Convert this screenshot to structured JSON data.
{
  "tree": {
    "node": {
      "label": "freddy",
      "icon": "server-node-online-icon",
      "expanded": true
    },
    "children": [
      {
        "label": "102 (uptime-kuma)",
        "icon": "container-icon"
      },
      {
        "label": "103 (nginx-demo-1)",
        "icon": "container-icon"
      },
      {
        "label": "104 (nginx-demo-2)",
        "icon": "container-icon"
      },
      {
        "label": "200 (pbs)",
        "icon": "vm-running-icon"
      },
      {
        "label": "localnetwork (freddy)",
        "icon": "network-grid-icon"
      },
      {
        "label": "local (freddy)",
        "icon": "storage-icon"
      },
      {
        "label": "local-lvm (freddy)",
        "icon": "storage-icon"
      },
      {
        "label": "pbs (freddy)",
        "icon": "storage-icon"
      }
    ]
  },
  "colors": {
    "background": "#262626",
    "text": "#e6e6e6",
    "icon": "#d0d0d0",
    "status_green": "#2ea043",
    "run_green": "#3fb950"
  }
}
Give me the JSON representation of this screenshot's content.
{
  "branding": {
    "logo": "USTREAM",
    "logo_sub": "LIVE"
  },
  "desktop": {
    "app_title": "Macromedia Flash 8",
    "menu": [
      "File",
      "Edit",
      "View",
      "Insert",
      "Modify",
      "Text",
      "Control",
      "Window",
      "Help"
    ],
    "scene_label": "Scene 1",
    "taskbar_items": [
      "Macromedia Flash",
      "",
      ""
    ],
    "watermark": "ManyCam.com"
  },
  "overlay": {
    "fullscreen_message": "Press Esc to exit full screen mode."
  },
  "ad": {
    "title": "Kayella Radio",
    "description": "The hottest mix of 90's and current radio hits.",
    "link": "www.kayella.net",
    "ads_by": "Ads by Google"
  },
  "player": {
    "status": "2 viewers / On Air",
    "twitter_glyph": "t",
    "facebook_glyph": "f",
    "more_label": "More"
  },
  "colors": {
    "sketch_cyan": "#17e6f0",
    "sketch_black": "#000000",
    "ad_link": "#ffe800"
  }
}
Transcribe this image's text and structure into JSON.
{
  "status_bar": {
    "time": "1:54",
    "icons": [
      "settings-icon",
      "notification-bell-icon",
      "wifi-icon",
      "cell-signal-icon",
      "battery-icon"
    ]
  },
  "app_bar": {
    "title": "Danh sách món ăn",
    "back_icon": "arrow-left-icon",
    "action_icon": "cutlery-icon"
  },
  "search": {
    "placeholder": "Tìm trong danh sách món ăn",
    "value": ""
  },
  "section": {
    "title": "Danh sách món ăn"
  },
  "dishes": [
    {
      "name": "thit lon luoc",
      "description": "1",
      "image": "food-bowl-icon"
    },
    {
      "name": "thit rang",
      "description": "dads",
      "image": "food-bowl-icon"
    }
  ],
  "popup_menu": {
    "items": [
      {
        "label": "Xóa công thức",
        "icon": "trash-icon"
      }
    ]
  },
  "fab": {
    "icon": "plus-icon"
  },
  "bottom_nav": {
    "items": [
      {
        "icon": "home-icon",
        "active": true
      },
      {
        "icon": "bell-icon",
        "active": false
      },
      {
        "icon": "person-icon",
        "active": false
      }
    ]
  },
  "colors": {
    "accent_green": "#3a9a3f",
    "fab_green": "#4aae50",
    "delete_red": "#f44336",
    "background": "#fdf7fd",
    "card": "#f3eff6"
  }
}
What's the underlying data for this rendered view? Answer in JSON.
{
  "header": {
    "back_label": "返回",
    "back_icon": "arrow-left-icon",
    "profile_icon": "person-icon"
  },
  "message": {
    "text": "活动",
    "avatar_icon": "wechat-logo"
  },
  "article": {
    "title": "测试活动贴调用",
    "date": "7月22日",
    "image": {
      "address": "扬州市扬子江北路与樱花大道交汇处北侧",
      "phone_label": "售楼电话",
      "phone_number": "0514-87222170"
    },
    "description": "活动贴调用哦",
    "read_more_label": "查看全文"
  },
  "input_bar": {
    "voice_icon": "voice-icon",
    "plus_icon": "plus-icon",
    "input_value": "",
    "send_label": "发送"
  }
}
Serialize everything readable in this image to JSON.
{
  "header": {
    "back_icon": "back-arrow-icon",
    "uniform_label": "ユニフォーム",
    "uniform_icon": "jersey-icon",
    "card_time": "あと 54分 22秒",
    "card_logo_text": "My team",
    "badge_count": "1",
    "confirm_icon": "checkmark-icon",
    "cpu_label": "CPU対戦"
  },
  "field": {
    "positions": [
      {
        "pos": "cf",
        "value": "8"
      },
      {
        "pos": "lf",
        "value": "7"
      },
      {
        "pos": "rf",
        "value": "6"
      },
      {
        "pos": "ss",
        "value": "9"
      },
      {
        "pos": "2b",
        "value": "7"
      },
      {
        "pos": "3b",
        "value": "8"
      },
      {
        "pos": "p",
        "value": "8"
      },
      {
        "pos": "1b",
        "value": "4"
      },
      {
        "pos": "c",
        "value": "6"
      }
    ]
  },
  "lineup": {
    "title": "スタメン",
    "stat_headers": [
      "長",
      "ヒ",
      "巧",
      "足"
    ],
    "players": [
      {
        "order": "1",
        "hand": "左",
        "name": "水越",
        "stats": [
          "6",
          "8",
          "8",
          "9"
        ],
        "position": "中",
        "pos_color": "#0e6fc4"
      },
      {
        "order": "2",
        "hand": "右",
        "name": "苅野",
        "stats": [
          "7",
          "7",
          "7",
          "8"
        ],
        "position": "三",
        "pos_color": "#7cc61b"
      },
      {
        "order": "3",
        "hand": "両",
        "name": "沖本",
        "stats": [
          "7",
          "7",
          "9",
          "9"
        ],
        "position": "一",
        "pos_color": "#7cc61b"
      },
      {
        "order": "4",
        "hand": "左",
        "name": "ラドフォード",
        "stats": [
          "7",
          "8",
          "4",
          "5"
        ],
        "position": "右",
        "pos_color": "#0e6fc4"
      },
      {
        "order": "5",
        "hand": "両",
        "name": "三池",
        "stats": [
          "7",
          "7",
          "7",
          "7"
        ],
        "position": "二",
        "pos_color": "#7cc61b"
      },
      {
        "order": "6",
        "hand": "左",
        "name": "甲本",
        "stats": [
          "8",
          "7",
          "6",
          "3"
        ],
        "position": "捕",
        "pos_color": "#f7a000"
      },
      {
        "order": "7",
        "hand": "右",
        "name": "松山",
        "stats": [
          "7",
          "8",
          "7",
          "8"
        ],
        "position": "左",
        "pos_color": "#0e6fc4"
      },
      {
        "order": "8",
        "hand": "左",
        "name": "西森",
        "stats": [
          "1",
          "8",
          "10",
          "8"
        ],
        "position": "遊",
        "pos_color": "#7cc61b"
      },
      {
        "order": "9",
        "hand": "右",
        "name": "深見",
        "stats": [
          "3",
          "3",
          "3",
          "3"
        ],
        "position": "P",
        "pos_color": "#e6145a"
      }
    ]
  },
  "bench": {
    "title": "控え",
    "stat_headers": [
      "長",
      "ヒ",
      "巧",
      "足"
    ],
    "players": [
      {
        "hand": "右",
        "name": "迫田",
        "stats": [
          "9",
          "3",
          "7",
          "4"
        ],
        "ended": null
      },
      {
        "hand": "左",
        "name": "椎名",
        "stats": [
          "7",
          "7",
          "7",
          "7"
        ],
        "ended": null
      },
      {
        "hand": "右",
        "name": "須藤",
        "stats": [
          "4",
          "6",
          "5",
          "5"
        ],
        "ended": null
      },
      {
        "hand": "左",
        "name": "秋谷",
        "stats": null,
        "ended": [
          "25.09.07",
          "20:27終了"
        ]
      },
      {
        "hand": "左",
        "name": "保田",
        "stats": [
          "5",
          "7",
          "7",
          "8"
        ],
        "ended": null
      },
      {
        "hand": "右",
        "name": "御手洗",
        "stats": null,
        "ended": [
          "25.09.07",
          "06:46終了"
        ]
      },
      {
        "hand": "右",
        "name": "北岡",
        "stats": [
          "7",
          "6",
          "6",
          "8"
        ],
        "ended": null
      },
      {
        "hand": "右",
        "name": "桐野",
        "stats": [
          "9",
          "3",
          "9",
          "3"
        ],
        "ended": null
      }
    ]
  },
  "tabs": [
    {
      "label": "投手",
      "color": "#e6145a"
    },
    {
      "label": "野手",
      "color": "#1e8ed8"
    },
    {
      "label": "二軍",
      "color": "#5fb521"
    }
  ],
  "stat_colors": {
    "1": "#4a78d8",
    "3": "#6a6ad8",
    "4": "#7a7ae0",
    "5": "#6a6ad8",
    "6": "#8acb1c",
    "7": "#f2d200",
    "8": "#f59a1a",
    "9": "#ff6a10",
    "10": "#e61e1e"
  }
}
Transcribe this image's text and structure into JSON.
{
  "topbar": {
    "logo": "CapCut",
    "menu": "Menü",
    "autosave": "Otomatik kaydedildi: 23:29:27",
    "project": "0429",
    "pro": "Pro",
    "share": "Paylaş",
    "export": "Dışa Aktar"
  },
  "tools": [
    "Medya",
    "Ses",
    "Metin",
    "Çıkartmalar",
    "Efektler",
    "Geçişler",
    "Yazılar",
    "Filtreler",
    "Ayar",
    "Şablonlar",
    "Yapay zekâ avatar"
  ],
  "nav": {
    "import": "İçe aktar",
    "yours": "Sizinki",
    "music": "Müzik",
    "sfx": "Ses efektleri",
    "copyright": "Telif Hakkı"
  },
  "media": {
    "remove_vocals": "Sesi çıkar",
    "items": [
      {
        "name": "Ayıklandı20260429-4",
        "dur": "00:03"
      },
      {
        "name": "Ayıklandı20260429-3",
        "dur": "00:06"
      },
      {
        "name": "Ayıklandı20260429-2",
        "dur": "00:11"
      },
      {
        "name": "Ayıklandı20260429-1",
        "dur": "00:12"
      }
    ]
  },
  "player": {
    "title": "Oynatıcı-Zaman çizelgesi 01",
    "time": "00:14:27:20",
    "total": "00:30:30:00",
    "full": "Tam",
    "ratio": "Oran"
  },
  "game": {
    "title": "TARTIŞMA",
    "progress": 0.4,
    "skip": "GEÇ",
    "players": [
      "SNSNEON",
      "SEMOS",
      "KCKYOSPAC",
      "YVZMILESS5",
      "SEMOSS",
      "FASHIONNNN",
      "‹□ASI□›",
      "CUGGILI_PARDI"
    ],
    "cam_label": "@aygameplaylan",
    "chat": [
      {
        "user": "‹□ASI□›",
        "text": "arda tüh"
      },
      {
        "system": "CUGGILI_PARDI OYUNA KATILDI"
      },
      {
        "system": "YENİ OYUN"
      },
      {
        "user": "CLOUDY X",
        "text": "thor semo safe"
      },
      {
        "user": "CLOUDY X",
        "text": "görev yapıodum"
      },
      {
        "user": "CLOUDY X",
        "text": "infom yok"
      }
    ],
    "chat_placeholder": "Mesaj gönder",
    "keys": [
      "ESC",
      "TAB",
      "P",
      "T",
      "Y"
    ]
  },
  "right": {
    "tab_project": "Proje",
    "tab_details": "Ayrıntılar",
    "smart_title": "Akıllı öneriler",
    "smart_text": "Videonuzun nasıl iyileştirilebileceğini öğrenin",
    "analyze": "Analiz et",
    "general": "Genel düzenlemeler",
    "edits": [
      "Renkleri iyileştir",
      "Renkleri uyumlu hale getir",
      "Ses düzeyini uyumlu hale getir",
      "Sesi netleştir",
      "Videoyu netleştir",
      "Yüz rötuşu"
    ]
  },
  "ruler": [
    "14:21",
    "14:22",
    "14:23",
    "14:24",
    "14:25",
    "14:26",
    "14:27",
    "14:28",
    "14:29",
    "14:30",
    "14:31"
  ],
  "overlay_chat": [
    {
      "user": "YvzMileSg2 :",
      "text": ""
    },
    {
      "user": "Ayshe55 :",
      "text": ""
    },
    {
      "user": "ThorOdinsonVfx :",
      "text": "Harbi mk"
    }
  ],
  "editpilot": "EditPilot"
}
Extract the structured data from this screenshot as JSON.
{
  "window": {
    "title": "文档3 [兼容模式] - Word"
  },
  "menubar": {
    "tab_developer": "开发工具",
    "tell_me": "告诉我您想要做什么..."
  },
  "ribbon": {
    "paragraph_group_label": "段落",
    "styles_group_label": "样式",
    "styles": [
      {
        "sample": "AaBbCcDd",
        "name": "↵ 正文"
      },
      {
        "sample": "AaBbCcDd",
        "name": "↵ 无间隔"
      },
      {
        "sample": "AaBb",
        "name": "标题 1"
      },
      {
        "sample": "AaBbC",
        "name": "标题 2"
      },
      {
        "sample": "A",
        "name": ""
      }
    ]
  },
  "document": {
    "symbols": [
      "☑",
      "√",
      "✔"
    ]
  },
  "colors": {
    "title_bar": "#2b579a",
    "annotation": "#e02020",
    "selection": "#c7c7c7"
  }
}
#####
Task statement:
Set out exactly the run of lines that begins at the line holding "Extract the structured" and ends at the last line of the data.

Worked solution:
Extract the structured data from this screenshot as JSON.
{
  "window": {
    "title": "文档3 [兼容模式] - Word"
  },
  "menubar": {
    "tab_developer": "开发工具",
    "tell_me": "告诉我您想要做什么..."
  },
  "ribbon": {
    "paragraph_group_label": "段落",
    "styles_group_label": "样式",
    "styles": [
      {
        "sample": "AaBbCcDd",
        "name": "↵ 正文"
      },
      {
        "sample": "AaBbCcDd",
        "name": "↵ 无间隔"
      },
      {
        "sample": "AaBb",
        "name": "标题 1"
      },
      {
        "sample": "AaBbC",
        "name": "标题 2"
      },
      {
        "sample": "A",
        "name": ""
      }
    ]
  },
  "document": {
    "symbols": [
      "☑",
      "√",
      "✔"
    ]
  },
  "colors": {
    "title_bar": "#2b579a",
    "annotation": "#e02020",
    "selection": "#c7c7c7"
  }
}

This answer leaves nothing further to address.